§ Raw data:
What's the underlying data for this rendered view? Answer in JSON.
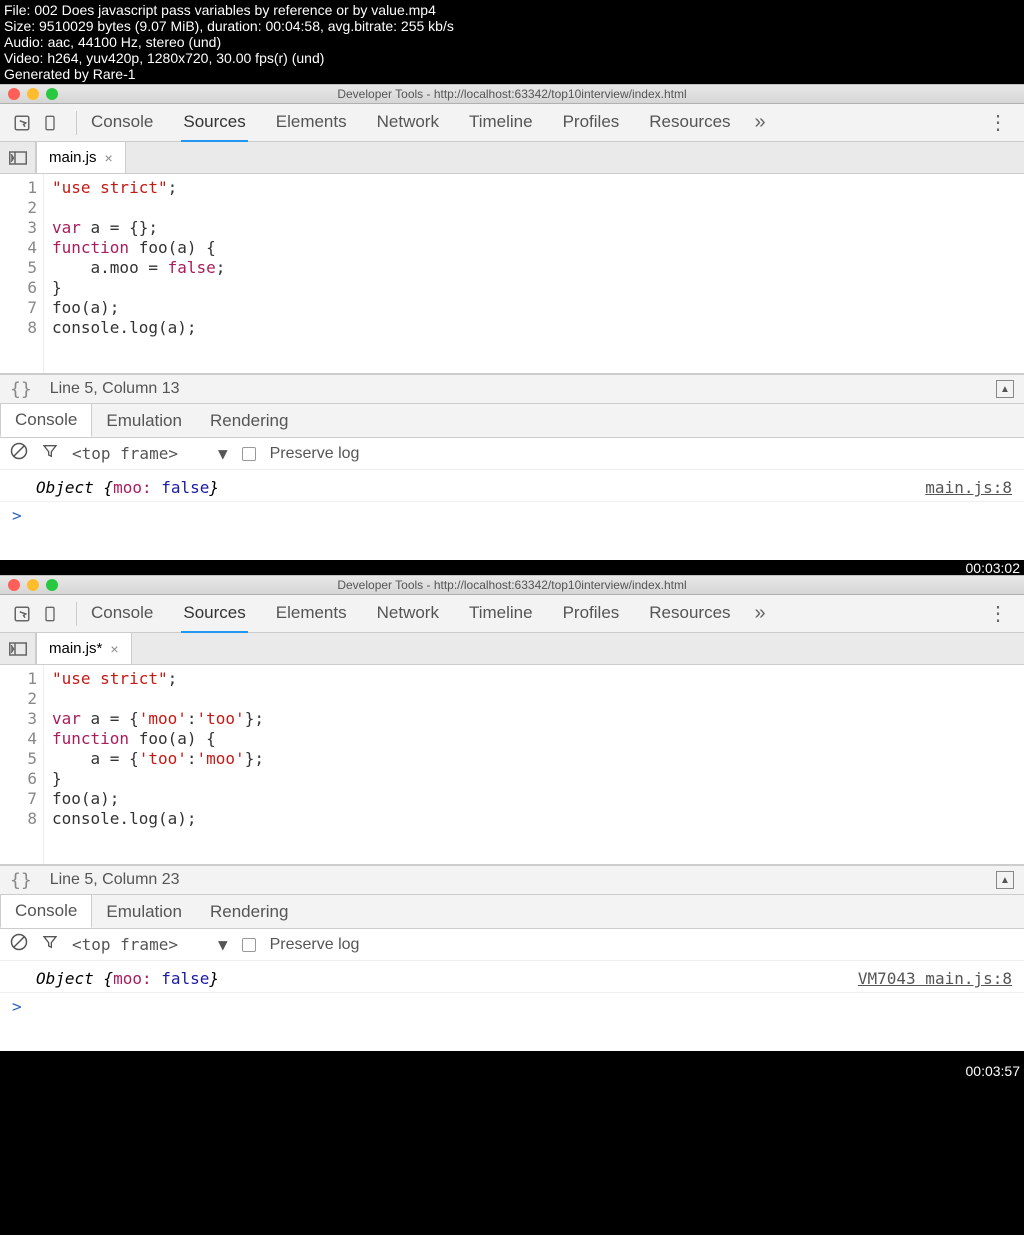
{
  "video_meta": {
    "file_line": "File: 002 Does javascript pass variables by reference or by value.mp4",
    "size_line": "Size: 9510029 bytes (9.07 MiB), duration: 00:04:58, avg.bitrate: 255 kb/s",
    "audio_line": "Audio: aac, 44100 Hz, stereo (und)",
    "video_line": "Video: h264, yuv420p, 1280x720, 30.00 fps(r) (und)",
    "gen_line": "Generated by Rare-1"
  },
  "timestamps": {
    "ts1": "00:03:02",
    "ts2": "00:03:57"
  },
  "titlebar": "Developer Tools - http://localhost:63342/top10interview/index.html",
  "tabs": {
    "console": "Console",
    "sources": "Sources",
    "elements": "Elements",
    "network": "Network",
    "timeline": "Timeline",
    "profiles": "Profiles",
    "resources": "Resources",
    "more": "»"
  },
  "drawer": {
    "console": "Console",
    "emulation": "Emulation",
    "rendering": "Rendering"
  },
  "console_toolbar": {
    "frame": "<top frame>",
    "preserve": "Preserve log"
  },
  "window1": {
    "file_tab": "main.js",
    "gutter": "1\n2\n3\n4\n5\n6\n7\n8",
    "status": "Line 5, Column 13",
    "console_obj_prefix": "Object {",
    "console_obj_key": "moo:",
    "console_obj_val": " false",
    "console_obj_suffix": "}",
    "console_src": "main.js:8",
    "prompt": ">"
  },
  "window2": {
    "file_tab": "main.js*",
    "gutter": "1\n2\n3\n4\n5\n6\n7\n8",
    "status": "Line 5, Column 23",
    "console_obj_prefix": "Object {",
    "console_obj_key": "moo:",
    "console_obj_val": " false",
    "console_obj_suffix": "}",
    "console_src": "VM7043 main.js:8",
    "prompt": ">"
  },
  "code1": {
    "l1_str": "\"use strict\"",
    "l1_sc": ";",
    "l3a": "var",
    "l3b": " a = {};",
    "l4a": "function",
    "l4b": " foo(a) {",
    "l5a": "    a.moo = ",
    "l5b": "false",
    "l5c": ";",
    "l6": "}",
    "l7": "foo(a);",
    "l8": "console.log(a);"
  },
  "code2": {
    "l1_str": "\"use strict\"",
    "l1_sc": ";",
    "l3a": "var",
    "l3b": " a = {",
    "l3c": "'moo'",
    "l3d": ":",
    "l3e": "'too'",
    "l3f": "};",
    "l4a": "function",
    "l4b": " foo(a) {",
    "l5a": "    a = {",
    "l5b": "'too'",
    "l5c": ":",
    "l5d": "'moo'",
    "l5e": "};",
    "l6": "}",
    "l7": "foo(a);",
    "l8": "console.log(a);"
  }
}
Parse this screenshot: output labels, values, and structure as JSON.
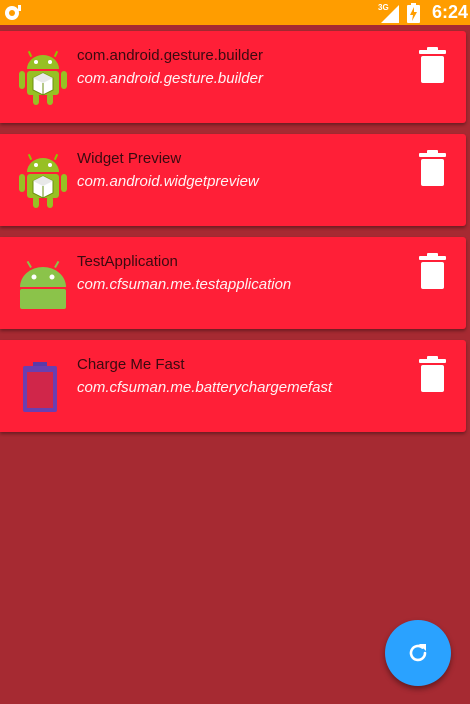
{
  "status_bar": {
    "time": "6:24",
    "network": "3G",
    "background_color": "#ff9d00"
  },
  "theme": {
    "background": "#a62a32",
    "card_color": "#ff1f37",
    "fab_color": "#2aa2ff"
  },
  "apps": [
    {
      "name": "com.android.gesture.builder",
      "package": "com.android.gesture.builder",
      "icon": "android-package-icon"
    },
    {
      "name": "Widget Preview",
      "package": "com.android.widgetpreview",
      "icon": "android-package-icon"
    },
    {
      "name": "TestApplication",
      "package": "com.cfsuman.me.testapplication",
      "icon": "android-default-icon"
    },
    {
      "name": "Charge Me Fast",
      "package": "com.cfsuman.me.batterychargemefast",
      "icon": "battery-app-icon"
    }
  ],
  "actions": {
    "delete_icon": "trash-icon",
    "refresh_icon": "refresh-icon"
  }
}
* * *
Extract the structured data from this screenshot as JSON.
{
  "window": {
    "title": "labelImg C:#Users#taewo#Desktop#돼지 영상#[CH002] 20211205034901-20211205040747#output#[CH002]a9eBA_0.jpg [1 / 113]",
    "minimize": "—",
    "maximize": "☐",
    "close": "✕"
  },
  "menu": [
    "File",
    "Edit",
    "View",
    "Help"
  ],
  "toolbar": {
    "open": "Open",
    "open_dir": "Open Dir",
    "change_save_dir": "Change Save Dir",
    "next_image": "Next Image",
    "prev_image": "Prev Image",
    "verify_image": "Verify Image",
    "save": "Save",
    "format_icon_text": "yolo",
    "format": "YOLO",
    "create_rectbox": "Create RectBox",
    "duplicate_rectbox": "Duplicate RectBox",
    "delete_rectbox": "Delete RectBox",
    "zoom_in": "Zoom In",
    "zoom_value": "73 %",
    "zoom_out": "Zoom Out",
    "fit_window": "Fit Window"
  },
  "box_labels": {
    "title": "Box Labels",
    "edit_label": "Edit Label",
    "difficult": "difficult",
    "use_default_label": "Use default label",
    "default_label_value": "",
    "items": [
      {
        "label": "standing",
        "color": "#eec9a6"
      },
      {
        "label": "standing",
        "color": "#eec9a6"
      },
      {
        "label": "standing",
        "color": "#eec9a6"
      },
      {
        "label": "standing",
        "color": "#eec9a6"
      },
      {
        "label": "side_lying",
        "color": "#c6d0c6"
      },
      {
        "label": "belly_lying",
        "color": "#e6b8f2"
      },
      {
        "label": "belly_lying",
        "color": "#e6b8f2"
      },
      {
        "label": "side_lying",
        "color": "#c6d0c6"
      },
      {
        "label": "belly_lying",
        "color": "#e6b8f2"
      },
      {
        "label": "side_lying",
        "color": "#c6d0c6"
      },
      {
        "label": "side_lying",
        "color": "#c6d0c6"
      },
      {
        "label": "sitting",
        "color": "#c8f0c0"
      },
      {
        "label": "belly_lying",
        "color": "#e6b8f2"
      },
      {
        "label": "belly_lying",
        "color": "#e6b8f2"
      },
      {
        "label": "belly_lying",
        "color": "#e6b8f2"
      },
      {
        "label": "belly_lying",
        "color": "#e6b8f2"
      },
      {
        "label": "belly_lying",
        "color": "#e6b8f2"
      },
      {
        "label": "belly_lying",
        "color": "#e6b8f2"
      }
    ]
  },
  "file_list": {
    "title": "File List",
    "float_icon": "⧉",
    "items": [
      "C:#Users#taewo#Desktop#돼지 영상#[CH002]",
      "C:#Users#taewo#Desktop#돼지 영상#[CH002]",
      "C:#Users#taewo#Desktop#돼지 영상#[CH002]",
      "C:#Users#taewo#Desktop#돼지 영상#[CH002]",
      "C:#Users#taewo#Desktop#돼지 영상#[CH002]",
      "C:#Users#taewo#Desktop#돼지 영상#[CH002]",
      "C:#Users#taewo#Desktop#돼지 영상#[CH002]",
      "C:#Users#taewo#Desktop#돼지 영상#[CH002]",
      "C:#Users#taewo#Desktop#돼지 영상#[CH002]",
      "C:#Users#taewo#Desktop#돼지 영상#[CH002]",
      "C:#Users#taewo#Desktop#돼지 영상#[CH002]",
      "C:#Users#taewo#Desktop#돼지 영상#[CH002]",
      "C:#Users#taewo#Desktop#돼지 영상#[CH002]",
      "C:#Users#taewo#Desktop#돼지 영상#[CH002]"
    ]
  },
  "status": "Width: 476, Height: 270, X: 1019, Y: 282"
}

§ The task:
Look through the data above. Copy every line with the string "screenshot" in it.

§ Full answer:
Parse this screenshot: output labels, values, and structure as JSON.
Extract the structured data from this screenshot as JSON.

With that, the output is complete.